-- start --

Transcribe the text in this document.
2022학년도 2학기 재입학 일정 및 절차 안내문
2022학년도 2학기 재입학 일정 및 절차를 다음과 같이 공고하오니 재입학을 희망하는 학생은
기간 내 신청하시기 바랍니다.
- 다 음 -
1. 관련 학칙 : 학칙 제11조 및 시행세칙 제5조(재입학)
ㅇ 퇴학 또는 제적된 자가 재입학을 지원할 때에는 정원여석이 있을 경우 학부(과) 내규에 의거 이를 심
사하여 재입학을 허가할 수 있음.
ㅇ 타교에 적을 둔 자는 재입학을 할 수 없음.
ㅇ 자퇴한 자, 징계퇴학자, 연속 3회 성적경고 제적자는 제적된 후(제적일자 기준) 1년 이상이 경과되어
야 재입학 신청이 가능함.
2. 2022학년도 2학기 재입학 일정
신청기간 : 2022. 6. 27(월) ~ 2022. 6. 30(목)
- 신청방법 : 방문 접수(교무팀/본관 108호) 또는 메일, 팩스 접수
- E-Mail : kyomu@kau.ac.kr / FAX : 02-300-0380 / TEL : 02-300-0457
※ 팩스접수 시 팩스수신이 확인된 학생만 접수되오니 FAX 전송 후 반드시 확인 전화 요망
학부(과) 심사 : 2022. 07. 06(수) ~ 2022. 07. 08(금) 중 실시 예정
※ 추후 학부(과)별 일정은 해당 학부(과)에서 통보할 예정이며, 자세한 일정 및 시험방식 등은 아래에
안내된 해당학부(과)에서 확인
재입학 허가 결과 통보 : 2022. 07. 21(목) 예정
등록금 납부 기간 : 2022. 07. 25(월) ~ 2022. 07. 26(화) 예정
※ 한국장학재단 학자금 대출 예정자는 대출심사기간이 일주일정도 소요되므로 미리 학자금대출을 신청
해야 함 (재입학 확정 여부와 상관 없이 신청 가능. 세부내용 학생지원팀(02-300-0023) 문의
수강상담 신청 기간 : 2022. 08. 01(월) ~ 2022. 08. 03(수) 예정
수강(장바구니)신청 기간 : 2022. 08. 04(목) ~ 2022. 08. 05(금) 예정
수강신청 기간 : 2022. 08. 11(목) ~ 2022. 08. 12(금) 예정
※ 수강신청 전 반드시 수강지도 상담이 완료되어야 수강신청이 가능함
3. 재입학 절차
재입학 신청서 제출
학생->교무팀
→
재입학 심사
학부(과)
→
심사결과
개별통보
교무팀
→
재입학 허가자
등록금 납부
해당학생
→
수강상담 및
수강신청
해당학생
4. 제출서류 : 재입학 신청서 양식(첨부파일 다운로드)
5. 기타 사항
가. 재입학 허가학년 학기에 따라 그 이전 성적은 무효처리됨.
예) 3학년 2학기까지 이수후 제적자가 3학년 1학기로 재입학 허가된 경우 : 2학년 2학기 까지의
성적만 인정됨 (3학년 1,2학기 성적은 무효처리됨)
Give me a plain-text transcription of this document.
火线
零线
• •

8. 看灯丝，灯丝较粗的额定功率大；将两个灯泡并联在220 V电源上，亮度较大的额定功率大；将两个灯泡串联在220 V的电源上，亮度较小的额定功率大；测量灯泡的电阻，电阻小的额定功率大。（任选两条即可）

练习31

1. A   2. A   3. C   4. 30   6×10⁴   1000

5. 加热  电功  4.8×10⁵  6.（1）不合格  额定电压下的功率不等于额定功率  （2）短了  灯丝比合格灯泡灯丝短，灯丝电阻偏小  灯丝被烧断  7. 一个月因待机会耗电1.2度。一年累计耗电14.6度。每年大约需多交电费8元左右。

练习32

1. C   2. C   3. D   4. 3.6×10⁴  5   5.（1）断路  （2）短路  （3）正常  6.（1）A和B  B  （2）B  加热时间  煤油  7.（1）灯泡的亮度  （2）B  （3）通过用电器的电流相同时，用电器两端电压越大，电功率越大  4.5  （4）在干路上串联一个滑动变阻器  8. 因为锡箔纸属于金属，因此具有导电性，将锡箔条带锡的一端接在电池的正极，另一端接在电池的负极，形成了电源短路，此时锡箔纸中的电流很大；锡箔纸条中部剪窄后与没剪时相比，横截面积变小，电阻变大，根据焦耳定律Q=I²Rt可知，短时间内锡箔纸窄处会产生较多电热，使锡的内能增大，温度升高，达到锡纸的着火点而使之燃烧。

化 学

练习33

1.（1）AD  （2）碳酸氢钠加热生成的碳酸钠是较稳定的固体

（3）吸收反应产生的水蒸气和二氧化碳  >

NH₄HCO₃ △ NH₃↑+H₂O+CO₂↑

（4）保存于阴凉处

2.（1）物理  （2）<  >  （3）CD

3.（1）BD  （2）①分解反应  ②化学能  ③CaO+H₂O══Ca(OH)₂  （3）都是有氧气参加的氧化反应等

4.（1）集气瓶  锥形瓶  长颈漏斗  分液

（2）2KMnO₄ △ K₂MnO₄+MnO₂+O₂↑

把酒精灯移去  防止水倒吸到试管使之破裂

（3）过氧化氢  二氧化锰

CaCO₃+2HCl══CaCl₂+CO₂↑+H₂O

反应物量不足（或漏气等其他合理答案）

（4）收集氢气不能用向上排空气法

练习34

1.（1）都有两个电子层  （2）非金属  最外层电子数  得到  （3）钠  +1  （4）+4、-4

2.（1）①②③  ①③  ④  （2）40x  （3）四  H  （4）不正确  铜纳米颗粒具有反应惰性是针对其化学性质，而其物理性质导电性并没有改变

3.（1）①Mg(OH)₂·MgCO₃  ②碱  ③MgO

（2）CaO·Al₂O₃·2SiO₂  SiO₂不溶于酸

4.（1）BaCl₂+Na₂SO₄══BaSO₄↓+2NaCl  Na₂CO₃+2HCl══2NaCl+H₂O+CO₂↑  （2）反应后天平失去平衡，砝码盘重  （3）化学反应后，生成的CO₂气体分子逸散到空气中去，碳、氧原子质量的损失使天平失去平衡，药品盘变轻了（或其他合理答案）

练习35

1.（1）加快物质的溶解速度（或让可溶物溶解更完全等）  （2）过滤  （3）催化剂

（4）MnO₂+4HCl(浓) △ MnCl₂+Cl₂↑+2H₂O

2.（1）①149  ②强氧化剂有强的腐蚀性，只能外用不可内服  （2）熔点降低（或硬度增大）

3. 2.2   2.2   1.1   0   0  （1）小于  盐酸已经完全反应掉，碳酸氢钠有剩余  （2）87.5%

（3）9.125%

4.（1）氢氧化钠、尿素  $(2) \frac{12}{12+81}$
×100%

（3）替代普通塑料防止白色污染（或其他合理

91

-- end --

PROBLEM REQUIREMENTS:
Output each entry precisely as given.

EXPECTED OUTPUT:
Transcribe the text in this document.
2022학년도 2학기 재입학 일정 및 절차 안내문
2022학년도 2학기 재입학 일정 및 절차를 다음과 같이 공고하오니 재입학을 희망하는 학생은
기간 내 신청하시기 바랍니다.
- 다 음 -
1. 관련 학칙 : 학칙 제11조 및 시행세칙 제5조(재입학)
ㅇ 퇴학 또는 제적된 자가 재입학을 지원할 때에는 정원여석이 있을 경우 학부(과) 내규에 의거 이를 심
사하여 재입학을 허가할 수 있음.
ㅇ 타교에 적을 둔 자는 재입학을 할 수 없음.
ㅇ 자퇴한 자, 징계퇴학자, 연속 3회 성적경고 제적자는 제적된 후(제적일자 기준) 1년 이상이 경과되어
야 재입학 신청이 가능함.
2. 2022학년도 2학기 재입학 일정
신청기간 : 2022. 6. 27(월) ~ 2022. 6. 30(목)
- 신청방법 : 방문 접수(교무팀/본관 108호) 또는 메일, 팩스 접수
- E-Mail : kyomu@kau.ac.kr / FAX : 02-300-0380 / TEL : 02-300-0457
※ 팩스접수 시 팩스수신이 확인된 학생만 접수되오니 FAX 전송 후 반드시 확인 전화 요망
학부(과) 심사 : 2022. 07. 06(수) ~ 2022. 07. 08(금) 중 실시 예정
※ 추후 학부(과)별 일정은 해당 학부(과)에서 통보할 예정이며, 자세한 일정 및 시험방식 등은 아래에
안내된 해당학부(과)에서 확인
재입학 허가 결과 통보 : 2022. 07. 21(목) 예정
등록금 납부 기간 : 2022. 07. 25(월) ~ 2022. 07. 26(화) 예정
※ 한국장학재단 학자금 대출 예정자는 대출심사기간이 일주일정도 소요되므로 미리 학자금대출을 신청
해야 함 (재입학 확정 여부와 상관 없이 신청 가능. 세부내용 학생지원팀(02-300-0023) 문의
수강상담 신청 기간 : 2022. 08. 01(월) ~ 2022. 08. 03(수) 예정
수강(장바구니)신청 기간 : 2022. 08. 04(목) ~ 2022. 08. 05(금) 예정
수강신청 기간 : 2022. 08. 11(목) ~ 2022. 08. 12(금) 예정
※ 수강신청 전 반드시 수강지도 상담이 완료되어야 수강신청이 가능함
3. 재입학 절차
재입학 신청서 제출
학생->교무팀
→
재입학 심사
학부(과)
→
심사결과
개별통보
교무팀
→
재입학 허가자
등록금 납부
해당학생
→
수강상담 및
수강신청
해당학생
4. 제출서류 : 재입학 신청서 양식(첨부파일 다운로드)
5. 기타 사항
가. 재입학 허가학년 학기에 따라 그 이전 성적은 무효처리됨.
예) 3학년 2학기까지 이수후 제적자가 3학년 1학기로 재입학 허가된 경우 : 2학년 2학기 까지의
성적만 인정됨 (3학년 1,2학기 성적은 무효처리됨)
Give me a plain-text transcription of this document.
火线
零线
• •

8. 看灯丝，灯丝较粗的额定功率大；将两个灯泡并联在220 V电源上，亮度较大的额定功率大；将两个灯泡串联在220 V的电源上，亮度较小的额定功率大；测量灯泡的电阻，电阻小的额定功率大。（任选两条即可）

练习31

1. A   2. A   3. C   4. 30   6×10⁴   1000

5. 加热  电功  4.8×10⁵  6.（1）不合格  额定电压下的功率不等于额定功率  （2）短了  灯丝比合格灯泡灯丝短，灯丝电阻偏小  灯丝被烧断  7. 一个月因待机会耗电1.2度。一年累计耗电14.6度。每年大约需多交电费8元左右。

练习32

1. C   2. C   3. D   4. 3.6×10⁴  5   5.（1）断路  （2）短路  （3）正常  6.（1）A和B  B  （2）B  加热时间  煤油  7.（1）灯泡的亮度  （2）B  （3）通过用电器的电流相同时，用电器两端电压越大，电功率越大  4.5  （4）在干路上串联一个滑动变阻器  8. 因为锡箔纸属于金属，因此具有导电性，将锡箔条带锡的一端接在电池的正极，另一端接在电池的负极，形成了电源短路，此时锡箔纸中的电流很大；锡箔纸条中部剪窄后与没剪时相比，横截面积变小，电阻变大，根据焦耳定律Q=I²Rt可知，短时间内锡箔纸窄处会产生较多电热，使锡的内能增大，温度升高，达到锡纸的着火点而使之燃烧。

化 学

练习33

1.（1）AD  （2）碳酸氢钠加热生成的碳酸钠是较稳定的固体

（3）吸收反应产生的水蒸气和二氧化碳  >

NH₄HCO₃ △ NH₃↑+H₂O+CO₂↑

（4）保存于阴凉处

2.（1）物理  （2）<  >  （3）CD

3.（1）BD  （2）①分解反应  ②化学能  ③CaO+H₂O══Ca(OH)₂  （3）都是有氧气参加的氧化反应等

4.（1）集气瓶  锥形瓶  长颈漏斗  分液

（2）2KMnO₄ △ K₂MnO₄+MnO₂+O₂↑

把酒精灯移去  防止水倒吸到试管使之破裂

（3）过氧化氢  二氧化锰

CaCO₃+2HCl══CaCl₂+CO₂↑+H₂O

反应物量不足（或漏气等其他合理答案）

（4）收集氢气不能用向上排空气法

练习34

1.（1）都有两个电子层  （2）非金属  最外层电子数  得到  （3）钠  +1  （4）+4、-4

2.（1）①②③  ①③  ④  （2）40x  （3）四  H  （4）不正确  铜纳米颗粒具有反应惰性是针对其化学性质，而其物理性质导电性并没有改变

3.（1）①Mg(OH)₂·MgCO₃  ②碱  ③MgO

（2）CaO·Al₂O₃·2SiO₂  SiO₂不溶于酸

4.（1）BaCl₂+Na₂SO₄══BaSO₄↓+2NaCl  Na₂CO₃+2HCl══2NaCl+H₂O+CO₂↑  （2）反应后天平失去平衡，砝码盘重  （3）化学反应后，生成的CO₂气体分子逸散到空气中去，碳、氧原子质量的损失使天平失去平衡，药品盘变轻了（或其他合理答案）

练习35

1.（1）加快物质的溶解速度（或让可溶物溶解更完全等）  （2）过滤  （3）催化剂

（4）MnO₂+4HCl(浓) △ MnCl₂+Cl₂↑+2H₂O

2.（1）①149  ②强氧化剂有强的腐蚀性，只能外用不可内服  （2）熔点降低（或硬度增大）

3. 2.2   2.2   1.1   0   0  （1）小于  盐酸已经完全反应掉，碳酸氢钠有剩余  （2）87.5%

（3）9.125%

4.（1）氢氧化钠、尿素  $(2) \frac{12}{12+81}$
×100%

（3）替代普通塑料防止白色污染（或其他合理

91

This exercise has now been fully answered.